══ RECORDS ══
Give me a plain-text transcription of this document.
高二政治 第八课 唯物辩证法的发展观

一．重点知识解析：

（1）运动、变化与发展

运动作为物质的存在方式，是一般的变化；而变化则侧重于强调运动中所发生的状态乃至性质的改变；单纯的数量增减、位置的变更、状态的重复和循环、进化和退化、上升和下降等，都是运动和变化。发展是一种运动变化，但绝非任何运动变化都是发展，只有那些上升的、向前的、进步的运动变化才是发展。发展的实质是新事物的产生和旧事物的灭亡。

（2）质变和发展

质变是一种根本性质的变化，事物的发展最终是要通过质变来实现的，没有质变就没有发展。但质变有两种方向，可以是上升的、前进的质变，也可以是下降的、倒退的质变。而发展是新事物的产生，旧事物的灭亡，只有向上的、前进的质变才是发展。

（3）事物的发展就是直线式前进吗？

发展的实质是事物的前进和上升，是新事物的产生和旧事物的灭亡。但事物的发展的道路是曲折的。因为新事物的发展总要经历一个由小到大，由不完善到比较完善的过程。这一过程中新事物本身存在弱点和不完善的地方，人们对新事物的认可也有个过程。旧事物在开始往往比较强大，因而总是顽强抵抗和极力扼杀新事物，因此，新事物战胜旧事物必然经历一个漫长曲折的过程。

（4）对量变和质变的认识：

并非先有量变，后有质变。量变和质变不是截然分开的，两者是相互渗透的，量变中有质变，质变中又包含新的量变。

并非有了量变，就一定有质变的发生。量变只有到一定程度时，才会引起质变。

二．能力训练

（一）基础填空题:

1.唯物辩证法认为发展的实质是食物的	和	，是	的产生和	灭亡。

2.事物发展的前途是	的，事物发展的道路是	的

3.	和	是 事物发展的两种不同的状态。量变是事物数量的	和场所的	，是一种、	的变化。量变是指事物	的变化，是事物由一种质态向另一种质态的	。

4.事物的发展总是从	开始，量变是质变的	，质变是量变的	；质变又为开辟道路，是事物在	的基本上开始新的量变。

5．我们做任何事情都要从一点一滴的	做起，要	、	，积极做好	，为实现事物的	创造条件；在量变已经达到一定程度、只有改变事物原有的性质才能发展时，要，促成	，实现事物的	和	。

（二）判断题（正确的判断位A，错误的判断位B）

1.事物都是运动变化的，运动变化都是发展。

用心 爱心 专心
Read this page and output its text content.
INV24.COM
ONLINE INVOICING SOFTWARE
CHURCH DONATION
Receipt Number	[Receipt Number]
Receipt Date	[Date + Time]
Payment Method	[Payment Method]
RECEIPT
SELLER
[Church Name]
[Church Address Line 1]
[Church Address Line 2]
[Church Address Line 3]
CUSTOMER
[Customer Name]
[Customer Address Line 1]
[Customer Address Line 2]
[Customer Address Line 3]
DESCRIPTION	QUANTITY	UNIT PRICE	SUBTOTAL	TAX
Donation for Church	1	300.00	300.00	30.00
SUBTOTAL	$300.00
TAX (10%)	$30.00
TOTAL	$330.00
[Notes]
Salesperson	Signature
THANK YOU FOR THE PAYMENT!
═══
§ WHAT TO PRODUCE: From the entries above, extract every line where the word "text" appears.

§ THE ANSWER:
Give me a plain-text transcription of this document.
Read this page and output its text content.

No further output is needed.